- TASK BRIEF -
Across the listing below, how many lines hold "hashtags"? Reply with the number by itself.

- SOURCE MATERIAL -
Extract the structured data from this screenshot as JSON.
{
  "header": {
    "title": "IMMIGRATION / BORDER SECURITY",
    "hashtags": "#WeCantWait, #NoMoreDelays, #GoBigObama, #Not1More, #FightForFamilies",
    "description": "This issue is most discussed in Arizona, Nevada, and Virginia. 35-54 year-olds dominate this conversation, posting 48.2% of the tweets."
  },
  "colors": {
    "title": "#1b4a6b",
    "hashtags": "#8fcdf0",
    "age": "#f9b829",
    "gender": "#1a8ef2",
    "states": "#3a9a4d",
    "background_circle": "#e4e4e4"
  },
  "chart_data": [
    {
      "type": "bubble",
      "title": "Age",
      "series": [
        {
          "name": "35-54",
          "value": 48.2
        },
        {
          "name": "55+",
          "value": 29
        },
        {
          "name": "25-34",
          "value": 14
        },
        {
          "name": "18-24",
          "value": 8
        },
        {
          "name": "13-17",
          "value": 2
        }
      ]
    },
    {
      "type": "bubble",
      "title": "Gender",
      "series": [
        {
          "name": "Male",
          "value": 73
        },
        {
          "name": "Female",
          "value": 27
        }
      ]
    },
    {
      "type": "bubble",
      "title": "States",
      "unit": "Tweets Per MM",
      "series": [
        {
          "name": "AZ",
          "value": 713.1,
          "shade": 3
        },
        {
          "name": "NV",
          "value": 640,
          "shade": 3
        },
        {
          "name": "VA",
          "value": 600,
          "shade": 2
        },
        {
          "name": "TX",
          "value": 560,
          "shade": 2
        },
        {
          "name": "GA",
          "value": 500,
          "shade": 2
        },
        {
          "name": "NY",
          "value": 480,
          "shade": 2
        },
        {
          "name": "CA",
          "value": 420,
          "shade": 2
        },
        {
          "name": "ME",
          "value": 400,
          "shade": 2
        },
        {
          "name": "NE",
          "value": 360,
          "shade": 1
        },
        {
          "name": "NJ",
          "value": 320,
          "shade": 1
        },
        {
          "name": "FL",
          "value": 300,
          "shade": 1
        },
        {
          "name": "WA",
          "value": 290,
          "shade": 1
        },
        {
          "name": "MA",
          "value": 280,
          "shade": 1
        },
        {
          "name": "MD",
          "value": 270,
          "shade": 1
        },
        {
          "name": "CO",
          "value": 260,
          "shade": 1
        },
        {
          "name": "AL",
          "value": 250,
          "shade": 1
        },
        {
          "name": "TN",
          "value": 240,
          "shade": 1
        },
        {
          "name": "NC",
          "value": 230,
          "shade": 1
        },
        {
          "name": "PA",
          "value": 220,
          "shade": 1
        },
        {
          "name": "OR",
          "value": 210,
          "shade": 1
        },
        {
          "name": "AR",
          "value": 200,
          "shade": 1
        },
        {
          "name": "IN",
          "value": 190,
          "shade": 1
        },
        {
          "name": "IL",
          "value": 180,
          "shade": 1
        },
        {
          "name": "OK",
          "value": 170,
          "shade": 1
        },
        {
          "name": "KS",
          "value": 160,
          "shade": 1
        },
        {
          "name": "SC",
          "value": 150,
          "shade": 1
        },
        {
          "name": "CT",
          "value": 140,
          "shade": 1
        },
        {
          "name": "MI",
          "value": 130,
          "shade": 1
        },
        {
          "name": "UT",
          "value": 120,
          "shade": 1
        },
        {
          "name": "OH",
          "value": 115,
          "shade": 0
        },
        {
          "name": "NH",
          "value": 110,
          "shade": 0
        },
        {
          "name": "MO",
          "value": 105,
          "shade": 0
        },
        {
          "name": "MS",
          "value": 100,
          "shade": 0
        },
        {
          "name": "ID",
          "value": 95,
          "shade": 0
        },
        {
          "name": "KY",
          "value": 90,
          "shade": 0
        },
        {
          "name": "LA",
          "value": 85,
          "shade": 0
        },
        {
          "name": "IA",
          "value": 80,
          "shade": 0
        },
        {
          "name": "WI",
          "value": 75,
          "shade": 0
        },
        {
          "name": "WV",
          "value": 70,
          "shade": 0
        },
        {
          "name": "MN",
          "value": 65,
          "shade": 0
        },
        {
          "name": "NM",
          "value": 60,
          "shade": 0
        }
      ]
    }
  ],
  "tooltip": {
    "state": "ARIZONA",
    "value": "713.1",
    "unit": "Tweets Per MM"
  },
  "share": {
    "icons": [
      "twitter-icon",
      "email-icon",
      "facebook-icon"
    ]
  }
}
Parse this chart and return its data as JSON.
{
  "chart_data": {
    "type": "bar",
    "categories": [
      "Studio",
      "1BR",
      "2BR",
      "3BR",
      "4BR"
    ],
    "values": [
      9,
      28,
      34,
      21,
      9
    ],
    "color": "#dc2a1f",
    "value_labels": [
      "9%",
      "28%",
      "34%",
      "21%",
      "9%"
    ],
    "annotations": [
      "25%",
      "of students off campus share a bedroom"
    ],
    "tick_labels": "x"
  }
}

- SOLUTION -
2